Your task. Please copy out the entries below verbatim, everything from the line containing "bar-series-2-1997: [108, 342, 119, 467]" down to the line containing "y-tick-label: 15: [8, 238, 30, 258]", including both of those lines.
# Start of Data supplied
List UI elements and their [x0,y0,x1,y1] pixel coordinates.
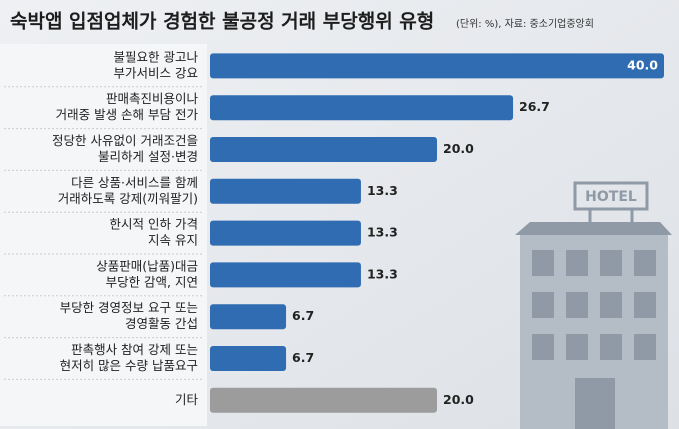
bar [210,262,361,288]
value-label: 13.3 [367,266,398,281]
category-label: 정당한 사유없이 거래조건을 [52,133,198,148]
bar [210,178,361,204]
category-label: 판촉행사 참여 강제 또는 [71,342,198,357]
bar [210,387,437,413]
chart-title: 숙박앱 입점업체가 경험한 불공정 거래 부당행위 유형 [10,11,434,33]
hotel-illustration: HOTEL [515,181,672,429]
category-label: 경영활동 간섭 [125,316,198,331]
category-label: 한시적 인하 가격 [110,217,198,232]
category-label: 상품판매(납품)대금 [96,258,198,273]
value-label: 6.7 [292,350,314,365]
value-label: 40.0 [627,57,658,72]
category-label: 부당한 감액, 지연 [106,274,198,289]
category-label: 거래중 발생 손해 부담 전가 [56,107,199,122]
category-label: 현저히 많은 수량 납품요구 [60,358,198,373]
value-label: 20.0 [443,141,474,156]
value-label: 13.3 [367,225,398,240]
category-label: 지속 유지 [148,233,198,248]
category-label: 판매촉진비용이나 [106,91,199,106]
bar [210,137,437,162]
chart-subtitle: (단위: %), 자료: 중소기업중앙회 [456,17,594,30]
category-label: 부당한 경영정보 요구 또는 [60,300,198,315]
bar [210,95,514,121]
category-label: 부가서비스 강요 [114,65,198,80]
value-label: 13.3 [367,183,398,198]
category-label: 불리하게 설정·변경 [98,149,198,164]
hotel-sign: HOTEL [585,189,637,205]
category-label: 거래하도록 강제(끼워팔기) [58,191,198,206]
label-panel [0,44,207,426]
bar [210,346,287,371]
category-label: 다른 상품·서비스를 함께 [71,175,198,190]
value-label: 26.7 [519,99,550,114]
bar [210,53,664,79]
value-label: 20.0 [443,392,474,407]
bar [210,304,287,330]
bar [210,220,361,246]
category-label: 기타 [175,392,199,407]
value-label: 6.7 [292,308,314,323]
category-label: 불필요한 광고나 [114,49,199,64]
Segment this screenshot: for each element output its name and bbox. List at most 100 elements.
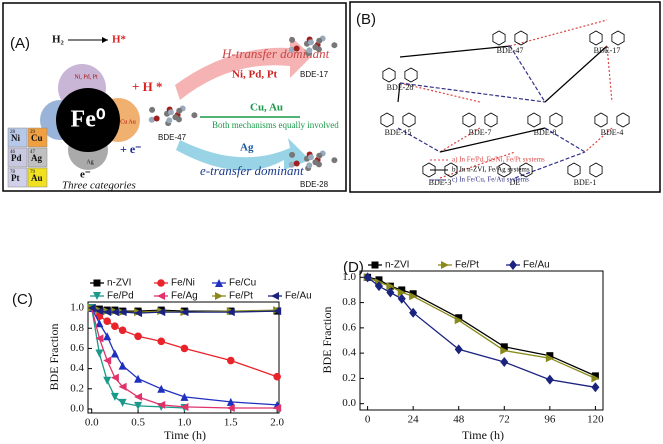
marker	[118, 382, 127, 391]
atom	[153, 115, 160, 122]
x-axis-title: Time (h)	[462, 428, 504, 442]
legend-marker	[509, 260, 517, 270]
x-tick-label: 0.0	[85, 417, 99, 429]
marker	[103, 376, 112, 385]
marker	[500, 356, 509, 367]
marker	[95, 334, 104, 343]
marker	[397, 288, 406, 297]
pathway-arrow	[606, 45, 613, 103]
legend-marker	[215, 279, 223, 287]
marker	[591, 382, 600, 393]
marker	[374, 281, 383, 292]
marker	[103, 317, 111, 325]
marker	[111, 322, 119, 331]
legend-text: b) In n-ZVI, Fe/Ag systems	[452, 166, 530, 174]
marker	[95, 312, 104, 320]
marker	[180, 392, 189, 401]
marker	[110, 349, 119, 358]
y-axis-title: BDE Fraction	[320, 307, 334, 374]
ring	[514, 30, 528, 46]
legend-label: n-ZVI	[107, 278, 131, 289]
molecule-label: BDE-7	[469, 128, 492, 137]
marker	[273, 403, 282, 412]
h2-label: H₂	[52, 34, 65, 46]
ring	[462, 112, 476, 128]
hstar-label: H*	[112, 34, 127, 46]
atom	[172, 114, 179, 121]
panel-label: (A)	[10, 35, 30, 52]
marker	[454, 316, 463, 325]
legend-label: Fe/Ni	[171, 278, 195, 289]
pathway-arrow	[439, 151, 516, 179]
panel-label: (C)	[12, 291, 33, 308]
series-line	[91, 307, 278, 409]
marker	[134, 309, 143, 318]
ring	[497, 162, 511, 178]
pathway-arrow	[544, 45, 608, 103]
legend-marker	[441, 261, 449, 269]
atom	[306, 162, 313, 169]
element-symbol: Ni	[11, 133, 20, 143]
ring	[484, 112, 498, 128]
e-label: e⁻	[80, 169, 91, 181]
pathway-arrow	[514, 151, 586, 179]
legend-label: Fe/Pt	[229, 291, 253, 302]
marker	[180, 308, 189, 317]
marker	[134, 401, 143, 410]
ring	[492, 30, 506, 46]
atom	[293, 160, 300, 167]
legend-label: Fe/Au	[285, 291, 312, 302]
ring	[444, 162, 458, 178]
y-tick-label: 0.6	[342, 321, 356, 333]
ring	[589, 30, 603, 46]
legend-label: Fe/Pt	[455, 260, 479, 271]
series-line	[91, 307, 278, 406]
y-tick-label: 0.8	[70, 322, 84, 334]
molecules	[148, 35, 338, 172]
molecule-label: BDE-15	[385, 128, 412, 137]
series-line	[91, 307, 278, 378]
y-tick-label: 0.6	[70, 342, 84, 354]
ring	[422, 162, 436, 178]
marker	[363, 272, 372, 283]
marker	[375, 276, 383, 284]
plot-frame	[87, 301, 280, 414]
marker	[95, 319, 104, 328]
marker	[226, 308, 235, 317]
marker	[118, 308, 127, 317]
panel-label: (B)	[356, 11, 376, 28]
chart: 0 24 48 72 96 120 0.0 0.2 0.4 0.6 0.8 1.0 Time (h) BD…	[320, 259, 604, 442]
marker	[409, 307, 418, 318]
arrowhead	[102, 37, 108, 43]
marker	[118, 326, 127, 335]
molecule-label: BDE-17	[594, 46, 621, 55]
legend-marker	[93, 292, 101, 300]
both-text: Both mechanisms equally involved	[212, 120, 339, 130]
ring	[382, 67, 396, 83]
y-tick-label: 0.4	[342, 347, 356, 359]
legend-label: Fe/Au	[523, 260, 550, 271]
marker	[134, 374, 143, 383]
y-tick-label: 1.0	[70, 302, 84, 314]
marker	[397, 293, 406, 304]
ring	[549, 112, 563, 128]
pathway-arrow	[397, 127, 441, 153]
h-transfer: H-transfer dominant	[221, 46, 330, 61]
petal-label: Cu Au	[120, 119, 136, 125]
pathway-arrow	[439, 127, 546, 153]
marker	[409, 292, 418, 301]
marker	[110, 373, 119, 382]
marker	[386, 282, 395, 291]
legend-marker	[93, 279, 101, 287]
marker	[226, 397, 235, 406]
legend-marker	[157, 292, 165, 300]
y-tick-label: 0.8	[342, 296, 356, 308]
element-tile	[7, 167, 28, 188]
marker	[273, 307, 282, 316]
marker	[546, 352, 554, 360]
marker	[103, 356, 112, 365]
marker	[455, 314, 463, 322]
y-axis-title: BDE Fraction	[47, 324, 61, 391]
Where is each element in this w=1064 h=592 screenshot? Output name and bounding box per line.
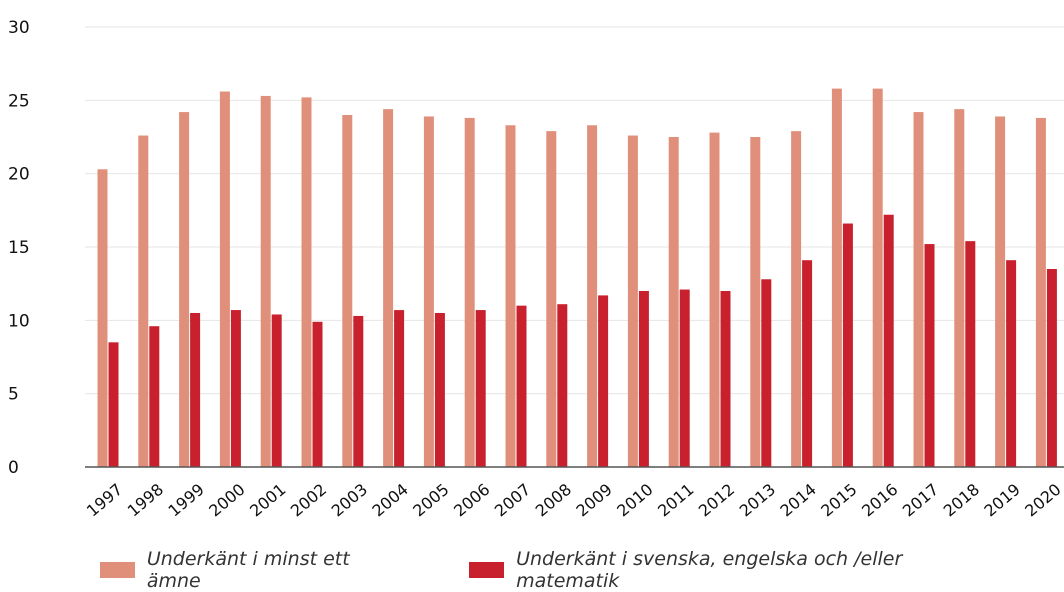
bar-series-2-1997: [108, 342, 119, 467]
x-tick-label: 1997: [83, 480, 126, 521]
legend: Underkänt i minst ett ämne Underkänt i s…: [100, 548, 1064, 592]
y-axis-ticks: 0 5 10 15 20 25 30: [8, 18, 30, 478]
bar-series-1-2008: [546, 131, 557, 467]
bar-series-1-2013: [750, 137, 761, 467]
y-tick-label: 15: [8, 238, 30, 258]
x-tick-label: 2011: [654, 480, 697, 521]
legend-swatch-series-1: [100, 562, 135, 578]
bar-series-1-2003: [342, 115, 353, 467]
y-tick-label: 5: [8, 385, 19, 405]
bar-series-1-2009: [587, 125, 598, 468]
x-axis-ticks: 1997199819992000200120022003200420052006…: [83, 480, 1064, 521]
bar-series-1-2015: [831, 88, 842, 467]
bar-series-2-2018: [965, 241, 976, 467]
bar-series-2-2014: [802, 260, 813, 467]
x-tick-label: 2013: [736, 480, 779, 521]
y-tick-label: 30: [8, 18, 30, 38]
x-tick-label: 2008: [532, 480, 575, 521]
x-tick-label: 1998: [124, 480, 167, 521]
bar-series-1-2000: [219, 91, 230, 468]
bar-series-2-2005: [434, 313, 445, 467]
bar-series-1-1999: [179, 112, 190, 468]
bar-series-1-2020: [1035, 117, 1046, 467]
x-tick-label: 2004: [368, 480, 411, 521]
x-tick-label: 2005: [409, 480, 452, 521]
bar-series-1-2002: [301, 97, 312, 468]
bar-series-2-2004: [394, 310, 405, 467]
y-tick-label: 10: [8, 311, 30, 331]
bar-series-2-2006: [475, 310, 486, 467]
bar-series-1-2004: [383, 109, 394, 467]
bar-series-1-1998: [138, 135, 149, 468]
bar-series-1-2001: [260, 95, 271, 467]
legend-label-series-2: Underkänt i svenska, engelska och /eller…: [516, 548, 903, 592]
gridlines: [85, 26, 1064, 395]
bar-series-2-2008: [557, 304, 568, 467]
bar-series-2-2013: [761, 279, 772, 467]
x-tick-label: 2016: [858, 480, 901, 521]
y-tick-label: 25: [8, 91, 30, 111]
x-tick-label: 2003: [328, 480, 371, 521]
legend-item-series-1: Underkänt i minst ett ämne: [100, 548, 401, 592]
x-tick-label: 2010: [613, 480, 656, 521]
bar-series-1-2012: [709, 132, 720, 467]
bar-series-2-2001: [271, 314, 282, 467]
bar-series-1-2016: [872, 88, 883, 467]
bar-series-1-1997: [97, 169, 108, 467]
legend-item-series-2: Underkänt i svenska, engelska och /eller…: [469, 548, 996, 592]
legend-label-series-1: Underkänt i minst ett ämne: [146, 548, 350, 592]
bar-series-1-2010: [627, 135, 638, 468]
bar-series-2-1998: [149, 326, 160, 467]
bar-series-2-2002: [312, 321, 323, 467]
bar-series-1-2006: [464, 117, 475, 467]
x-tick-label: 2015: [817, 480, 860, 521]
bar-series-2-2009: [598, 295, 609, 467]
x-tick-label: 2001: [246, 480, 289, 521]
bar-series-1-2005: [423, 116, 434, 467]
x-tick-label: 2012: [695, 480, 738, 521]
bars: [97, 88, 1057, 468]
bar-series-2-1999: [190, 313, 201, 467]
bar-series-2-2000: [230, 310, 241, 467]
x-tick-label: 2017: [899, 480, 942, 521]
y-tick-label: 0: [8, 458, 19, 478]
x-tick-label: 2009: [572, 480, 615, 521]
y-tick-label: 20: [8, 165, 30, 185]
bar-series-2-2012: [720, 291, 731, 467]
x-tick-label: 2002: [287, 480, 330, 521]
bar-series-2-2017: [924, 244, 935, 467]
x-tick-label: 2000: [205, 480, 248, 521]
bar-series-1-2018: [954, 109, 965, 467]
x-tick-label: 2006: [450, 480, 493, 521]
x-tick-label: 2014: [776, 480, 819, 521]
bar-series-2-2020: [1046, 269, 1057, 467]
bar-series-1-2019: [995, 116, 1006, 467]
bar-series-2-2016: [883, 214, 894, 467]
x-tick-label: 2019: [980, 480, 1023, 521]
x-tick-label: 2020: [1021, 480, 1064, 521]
# End of Data supplied
Answer.
bar-series-2-1997: [108, 342, 119, 467]
x-tick-label: 1997: [83, 480, 126, 521]
legend: Underkänt i minst ett ämne Underkänt i s…: [100, 548, 1064, 592]
y-axis-ticks: 0 5 10 15 20 25 30: [8, 18, 30, 478]
bar-series-1-2008: [546, 131, 557, 467]
bar-series-1-2013: [750, 137, 761, 467]
y-tick-label: 15: [8, 238, 30, 258]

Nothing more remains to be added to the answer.